Reproduce every line of the listing below verbatim, with no changes.

(Element placement data)
* START *

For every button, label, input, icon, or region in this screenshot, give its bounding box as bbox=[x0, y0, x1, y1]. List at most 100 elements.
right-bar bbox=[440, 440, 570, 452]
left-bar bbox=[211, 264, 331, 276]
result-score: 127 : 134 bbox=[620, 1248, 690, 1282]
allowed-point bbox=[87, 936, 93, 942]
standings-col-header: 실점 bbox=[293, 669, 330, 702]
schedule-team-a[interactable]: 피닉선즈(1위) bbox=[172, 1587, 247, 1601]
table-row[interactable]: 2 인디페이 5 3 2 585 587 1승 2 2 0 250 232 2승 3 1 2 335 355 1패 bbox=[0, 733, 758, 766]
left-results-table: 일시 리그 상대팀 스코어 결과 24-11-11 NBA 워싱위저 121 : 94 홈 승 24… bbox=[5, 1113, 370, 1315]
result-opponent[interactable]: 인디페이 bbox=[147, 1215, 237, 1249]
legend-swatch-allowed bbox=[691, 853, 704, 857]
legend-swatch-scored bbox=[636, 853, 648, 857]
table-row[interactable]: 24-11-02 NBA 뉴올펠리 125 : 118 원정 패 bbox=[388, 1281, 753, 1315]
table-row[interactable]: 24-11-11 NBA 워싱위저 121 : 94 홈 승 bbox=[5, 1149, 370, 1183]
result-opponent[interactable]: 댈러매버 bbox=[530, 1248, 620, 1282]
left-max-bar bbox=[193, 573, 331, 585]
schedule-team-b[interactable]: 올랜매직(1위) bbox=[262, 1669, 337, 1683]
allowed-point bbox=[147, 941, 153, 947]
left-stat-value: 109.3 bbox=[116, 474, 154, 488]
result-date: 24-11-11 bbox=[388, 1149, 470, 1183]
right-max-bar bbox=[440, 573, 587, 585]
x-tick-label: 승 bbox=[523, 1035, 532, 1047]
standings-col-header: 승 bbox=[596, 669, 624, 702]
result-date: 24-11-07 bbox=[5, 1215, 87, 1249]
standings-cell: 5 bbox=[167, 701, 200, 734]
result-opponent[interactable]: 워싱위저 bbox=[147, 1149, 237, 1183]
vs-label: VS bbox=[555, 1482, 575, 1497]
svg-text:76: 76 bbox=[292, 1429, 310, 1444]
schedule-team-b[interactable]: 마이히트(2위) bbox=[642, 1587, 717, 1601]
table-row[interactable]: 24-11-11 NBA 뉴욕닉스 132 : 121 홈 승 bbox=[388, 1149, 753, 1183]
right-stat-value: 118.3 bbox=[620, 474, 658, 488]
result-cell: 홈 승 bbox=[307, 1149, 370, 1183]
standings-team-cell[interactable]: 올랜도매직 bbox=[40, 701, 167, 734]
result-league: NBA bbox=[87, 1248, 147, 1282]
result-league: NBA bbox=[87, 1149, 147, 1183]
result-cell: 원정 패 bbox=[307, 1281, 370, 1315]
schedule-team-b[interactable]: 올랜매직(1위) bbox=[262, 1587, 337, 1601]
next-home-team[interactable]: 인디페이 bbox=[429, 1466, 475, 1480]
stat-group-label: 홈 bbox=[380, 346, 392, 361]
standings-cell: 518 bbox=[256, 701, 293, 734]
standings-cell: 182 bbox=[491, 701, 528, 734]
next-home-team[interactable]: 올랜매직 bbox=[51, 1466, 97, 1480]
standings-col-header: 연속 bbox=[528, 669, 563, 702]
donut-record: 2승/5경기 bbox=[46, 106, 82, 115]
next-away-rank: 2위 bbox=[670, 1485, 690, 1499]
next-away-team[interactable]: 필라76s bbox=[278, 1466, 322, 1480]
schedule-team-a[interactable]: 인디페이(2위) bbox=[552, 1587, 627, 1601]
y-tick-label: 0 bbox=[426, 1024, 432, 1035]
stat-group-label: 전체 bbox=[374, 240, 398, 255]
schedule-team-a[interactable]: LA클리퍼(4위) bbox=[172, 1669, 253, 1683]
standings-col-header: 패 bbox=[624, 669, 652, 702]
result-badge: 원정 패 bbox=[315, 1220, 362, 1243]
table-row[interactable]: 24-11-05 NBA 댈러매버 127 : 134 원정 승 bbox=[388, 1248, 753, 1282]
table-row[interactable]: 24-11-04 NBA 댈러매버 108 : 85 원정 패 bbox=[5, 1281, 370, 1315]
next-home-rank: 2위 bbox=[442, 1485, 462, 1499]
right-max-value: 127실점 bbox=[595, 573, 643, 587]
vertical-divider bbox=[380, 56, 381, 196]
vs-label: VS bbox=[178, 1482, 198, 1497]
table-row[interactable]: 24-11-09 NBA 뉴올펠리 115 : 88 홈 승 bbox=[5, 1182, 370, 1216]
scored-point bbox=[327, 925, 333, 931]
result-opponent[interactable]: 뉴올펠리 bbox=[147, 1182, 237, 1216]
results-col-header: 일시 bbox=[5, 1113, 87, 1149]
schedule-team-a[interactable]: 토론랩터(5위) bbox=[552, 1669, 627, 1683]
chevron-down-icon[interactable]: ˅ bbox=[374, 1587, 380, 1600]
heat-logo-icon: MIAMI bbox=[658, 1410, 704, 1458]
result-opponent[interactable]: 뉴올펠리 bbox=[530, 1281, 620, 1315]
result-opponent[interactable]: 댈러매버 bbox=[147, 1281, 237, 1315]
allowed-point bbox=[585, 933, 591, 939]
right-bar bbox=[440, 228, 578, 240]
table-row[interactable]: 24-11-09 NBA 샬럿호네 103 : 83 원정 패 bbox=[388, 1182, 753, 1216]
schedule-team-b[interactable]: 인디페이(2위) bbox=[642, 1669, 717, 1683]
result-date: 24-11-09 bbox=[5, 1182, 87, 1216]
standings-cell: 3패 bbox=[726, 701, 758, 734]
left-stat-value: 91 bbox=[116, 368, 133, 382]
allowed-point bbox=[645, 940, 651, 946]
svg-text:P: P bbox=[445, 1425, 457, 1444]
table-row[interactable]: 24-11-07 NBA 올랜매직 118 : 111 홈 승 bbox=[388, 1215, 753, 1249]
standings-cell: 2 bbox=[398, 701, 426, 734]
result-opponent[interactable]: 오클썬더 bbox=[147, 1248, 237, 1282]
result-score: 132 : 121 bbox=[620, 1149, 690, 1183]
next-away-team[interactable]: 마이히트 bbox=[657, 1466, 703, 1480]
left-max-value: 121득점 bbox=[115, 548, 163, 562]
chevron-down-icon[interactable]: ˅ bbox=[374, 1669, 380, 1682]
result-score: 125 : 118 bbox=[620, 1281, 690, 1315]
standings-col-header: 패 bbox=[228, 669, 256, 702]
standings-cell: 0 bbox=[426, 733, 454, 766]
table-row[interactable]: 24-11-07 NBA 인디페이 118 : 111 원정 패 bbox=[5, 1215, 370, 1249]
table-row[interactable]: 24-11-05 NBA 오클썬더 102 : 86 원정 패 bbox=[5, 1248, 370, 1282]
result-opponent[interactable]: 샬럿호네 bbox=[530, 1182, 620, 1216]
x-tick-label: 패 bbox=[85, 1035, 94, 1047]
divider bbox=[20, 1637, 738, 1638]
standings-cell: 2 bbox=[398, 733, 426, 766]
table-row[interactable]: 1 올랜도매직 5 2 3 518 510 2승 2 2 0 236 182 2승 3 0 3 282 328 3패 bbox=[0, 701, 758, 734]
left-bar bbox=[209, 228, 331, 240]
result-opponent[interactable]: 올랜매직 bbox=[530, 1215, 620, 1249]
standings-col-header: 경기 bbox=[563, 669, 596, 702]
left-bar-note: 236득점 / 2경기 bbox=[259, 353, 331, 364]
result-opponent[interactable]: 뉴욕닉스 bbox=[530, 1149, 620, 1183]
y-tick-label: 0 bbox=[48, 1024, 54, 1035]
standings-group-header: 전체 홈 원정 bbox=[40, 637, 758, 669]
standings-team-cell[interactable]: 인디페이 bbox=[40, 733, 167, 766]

* END *

▶ **Result of this task**:
For every button, label, input, icon, or region in this screenshot, give its bounding box as bbox=[x0, y0, x1, y1]. List at most 100 elements.
right-bar bbox=[440, 440, 570, 452]
left-bar bbox=[211, 264, 331, 276]
result-score: 127 : 134 bbox=[620, 1248, 690, 1282]
allowed-point bbox=[87, 936, 93, 942]
standings-col-header: 실점 bbox=[293, 669, 330, 702]
schedule-team-a[interactable]: 피닉선즈(1위) bbox=[172, 1587, 247, 1601]
table-row[interactable]: 2 인디페이 5 3 2 585 587 1승 2 2 0 250 232 2승 3 1 2 335 355 1패 bbox=[0, 733, 758, 766]
left-results-table: 일시 리그 상대팀 스코어 결과 24-11-11 NBA 워싱위저 121 : 94 홈 승 24… bbox=[5, 1113, 370, 1315]
result-opponent[interactable]: 인디페이 bbox=[147, 1215, 237, 1249]
legend-swatch-allowed bbox=[691, 853, 704, 857]
legend-swatch-scored bbox=[636, 853, 648, 857]
table-row[interactable]: 24-11-02 NBA 뉴올펠리 125 : 118 원정 패 bbox=[388, 1281, 753, 1315]
table-row[interactable]: 24-11-11 NBA 워싱위저 121 : 94 홈 승 bbox=[5, 1149, 370, 1183]
result-opponent[interactable]: 댈러매버 bbox=[530, 1248, 620, 1282]
left-max-bar bbox=[193, 573, 331, 585]
schedule-team-b[interactable]: 올랜매직(1위) bbox=[262, 1669, 337, 1683]
allowed-point bbox=[147, 941, 153, 947]
left-stat-value: 109.3 bbox=[116, 474, 154, 488]
result-date: 24-11-11 bbox=[388, 1149, 470, 1183]
right-max-bar bbox=[440, 573, 587, 585]
x-tick-label: 승 bbox=[523, 1035, 532, 1047]
standings-col-header: 승 bbox=[596, 669, 624, 702]
result-date: 24-11-07 bbox=[5, 1215, 87, 1249]
standings-cell: 5 bbox=[167, 701, 200, 734]
result-opponent[interactable]: 워싱위저 bbox=[147, 1149, 237, 1183]
vs-label: VS bbox=[555, 1482, 575, 1497]
svg-text:76: 76 bbox=[292, 1429, 310, 1444]
schedule-team-b[interactable]: 마이히트(2위) bbox=[642, 1587, 717, 1601]
table-row[interactable]: 24-11-11 NBA 뉴욕닉스 132 : 121 홈 승 bbox=[388, 1149, 753, 1183]
right-stat-value: 118.3 bbox=[620, 474, 658, 488]
result-cell: 홈 승 bbox=[307, 1149, 370, 1183]
standings-team-cell[interactable]: 올랜도매직 bbox=[40, 701, 167, 734]
result-league: NBA bbox=[87, 1248, 147, 1282]
result-league: NBA bbox=[87, 1149, 147, 1183]
result-cell: 원정 패 bbox=[307, 1281, 370, 1315]
schedule-team-b[interactable]: 올랜매직(1위) bbox=[262, 1587, 337, 1601]
next-home-team[interactable]: 인디페이 bbox=[429, 1466, 475, 1480]
stat-group-label: 홈 bbox=[380, 346, 392, 361]
standings-cell: 518 bbox=[256, 701, 293, 734]
standings-cell: 182 bbox=[491, 701, 528, 734]
next-home-team[interactable]: 올랜매직 bbox=[51, 1466, 97, 1480]
standings-col-header: 연속 bbox=[528, 669, 563, 702]
donut-record: 2승/5경기 bbox=[46, 106, 82, 115]
next-away-rank: 2위 bbox=[670, 1485, 690, 1499]
next-away-team[interactable]: 필라76s bbox=[278, 1466, 322, 1480]
schedule-team-a[interactable]: 인디페이(2위) bbox=[552, 1587, 627, 1601]
y-tick-label: 0 bbox=[426, 1024, 432, 1035]
stat-group-label: 전체 bbox=[374, 240, 398, 255]
schedule-team-a[interactable]: LA클리퍼(4위) bbox=[172, 1669, 253, 1683]
standings-col-header: 패 bbox=[624, 669, 652, 702]
result-badge: 원정 패 bbox=[315, 1220, 362, 1243]
table-row[interactable]: 24-11-05 NBA 댈러매버 127 : 134 원정 승 bbox=[388, 1248, 753, 1282]
table-row[interactable]: 24-11-04 NBA 댈러매버 108 : 85 원정 패 bbox=[5, 1281, 370, 1315]
next-home-rank: 2위 bbox=[442, 1485, 462, 1499]
right-max-value: 127실점 bbox=[595, 573, 643, 587]
vertical-divider bbox=[380, 56, 381, 196]
vs-label: VS bbox=[178, 1482, 198, 1497]
table-row[interactable]: 24-11-09 NBA 뉴올펠리 115 : 88 홈 승 bbox=[5, 1182, 370, 1216]
scored-point bbox=[327, 925, 333, 931]
result-opponent[interactable]: 뉴올펠리 bbox=[147, 1182, 237, 1216]
results-col-header: 일시 bbox=[5, 1113, 87, 1149]
schedule-team-a[interactable]: 토론랩터(5위) bbox=[552, 1669, 627, 1683]
chevron-down-icon[interactable]: ˅ bbox=[374, 1587, 380, 1600]
heat-logo-icon: MIAMI bbox=[658, 1410, 704, 1458]
result-opponent[interactable]: 뉴올펠리 bbox=[530, 1281, 620, 1315]
result-opponent[interactable]: 댈러매버 bbox=[147, 1281, 237, 1315]
allowed-point bbox=[585, 933, 591, 939]
right-bar bbox=[440, 228, 578, 240]
table-row[interactable]: 24-11-09 NBA 샬럿호네 103 : 83 원정 패 bbox=[388, 1182, 753, 1216]
schedule-team-b[interactable]: 인디페이(2위) bbox=[642, 1669, 717, 1683]
result-date: 24-11-09 bbox=[5, 1182, 87, 1216]
standings-cell: 3패 bbox=[726, 701, 758, 734]
left-stat-value: 91 bbox=[116, 368, 133, 382]
allowed-point bbox=[645, 940, 651, 946]
svg-text:P: P bbox=[445, 1425, 457, 1444]
table-row[interactable]: 24-11-07 NBA 올랜매직 118 : 111 홈 승 bbox=[388, 1215, 753, 1249]
standings-cell: 2 bbox=[398, 701, 426, 734]
result-opponent[interactable]: 오클썬더 bbox=[147, 1248, 237, 1282]
result-score: 132 : 121 bbox=[620, 1149, 690, 1183]
next-away-team[interactable]: 마이히트 bbox=[657, 1466, 703, 1480]
left-max-value: 121득점 bbox=[115, 548, 163, 562]
chevron-down-icon[interactable]: ˅ bbox=[374, 1669, 380, 1682]
result-score: 125 : 118 bbox=[620, 1281, 690, 1315]
standings-col-header: 패 bbox=[228, 669, 256, 702]
standings-cell: 0 bbox=[426, 733, 454, 766]
table-row[interactable]: 24-11-07 NBA 인디페이 118 : 111 원정 패 bbox=[5, 1215, 370, 1249]
table-row[interactable]: 24-11-05 NBA 오클썬더 102 : 86 원정 패 bbox=[5, 1248, 370, 1282]
result-opponent[interactable]: 샬럿호네 bbox=[530, 1182, 620, 1216]
x-tick-label: 패 bbox=[85, 1035, 94, 1047]
divider bbox=[20, 1637, 738, 1638]
standings-cell: 2 bbox=[398, 733, 426, 766]
table-row[interactable]: 1 올랜도매직 5 2 3 518 510 2승 2 2 0 236 182 2승 3 0 3 282 328 3패 bbox=[0, 701, 758, 734]
left-bar bbox=[209, 228, 331, 240]
result-opponent[interactable]: 올랜매직 bbox=[530, 1215, 620, 1249]
standings-col-header: 경기 bbox=[563, 669, 596, 702]
left-bar-note: 236득점 / 2경기 bbox=[259, 353, 331, 364]
result-opponent[interactable]: 뉴욕닉스 bbox=[530, 1149, 620, 1183]
y-tick-label: 0 bbox=[48, 1024, 54, 1035]
standings-group-header: 전체 홈 원정 bbox=[40, 637, 758, 669]
standings-team-cell[interactable]: 인디페이 bbox=[40, 733, 167, 766]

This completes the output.